Task to complete :: Select each line where the word "skirt" appears.

Material for this task ::
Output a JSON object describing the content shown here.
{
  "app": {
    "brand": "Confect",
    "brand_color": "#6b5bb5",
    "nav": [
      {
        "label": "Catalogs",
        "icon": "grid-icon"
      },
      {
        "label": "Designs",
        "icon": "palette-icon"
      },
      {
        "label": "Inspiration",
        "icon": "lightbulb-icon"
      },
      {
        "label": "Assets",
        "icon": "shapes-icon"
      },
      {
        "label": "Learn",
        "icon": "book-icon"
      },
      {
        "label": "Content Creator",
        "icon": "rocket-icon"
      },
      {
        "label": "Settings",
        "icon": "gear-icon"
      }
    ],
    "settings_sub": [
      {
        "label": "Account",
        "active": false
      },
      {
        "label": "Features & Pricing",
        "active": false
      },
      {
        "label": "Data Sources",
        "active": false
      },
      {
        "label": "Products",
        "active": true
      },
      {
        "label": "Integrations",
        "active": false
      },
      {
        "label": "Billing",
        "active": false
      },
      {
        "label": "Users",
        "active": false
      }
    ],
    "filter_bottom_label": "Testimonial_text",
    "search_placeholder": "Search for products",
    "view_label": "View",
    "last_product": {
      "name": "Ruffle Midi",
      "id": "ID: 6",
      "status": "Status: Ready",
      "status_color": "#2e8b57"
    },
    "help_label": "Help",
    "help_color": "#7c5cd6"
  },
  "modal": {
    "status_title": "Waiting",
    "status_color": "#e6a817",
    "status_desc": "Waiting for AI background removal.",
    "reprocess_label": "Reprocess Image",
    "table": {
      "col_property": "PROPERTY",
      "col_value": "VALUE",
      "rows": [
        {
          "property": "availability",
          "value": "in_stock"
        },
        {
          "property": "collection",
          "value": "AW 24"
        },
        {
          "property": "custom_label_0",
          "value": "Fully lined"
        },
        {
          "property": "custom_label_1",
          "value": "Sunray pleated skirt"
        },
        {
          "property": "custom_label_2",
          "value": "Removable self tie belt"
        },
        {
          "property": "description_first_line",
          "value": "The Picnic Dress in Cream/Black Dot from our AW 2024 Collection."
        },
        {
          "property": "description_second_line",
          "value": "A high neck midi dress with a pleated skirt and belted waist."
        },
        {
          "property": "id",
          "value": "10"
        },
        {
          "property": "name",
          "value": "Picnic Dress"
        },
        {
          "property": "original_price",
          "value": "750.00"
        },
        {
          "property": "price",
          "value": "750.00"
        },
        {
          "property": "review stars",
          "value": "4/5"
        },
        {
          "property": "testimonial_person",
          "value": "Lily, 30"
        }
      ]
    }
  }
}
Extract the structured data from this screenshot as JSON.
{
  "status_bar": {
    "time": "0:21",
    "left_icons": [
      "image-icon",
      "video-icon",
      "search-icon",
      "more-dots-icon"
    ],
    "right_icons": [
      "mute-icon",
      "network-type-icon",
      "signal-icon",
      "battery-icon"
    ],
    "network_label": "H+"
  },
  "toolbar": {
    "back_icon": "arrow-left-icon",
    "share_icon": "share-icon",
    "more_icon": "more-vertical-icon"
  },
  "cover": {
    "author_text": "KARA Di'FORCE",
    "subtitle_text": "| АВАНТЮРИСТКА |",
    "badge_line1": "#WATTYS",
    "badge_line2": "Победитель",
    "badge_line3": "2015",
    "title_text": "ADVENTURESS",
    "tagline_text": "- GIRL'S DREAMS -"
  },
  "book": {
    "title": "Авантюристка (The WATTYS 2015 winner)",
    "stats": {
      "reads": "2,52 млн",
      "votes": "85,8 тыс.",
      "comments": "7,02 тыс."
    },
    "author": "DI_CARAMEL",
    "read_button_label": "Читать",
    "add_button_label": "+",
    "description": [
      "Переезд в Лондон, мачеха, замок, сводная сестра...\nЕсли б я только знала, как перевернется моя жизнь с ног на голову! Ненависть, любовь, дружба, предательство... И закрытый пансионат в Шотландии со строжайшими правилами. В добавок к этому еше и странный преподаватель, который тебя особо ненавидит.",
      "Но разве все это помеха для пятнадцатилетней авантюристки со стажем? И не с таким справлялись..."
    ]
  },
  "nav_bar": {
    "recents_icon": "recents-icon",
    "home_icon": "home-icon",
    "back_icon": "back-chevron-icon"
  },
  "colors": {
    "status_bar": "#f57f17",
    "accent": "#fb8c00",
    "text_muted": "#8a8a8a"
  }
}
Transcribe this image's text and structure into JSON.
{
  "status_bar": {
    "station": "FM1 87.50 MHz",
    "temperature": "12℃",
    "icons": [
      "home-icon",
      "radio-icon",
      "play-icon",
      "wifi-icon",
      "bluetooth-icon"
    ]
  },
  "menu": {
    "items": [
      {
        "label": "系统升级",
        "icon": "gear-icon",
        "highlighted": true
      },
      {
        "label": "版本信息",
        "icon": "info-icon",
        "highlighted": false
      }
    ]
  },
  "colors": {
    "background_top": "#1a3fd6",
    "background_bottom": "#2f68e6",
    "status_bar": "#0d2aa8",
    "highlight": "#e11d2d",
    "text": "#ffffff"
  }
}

Solved exercise ::
          "value": "Sunray pleated skirt"
          "value": "A high neck midi dress with a pleated skirt and belted waist."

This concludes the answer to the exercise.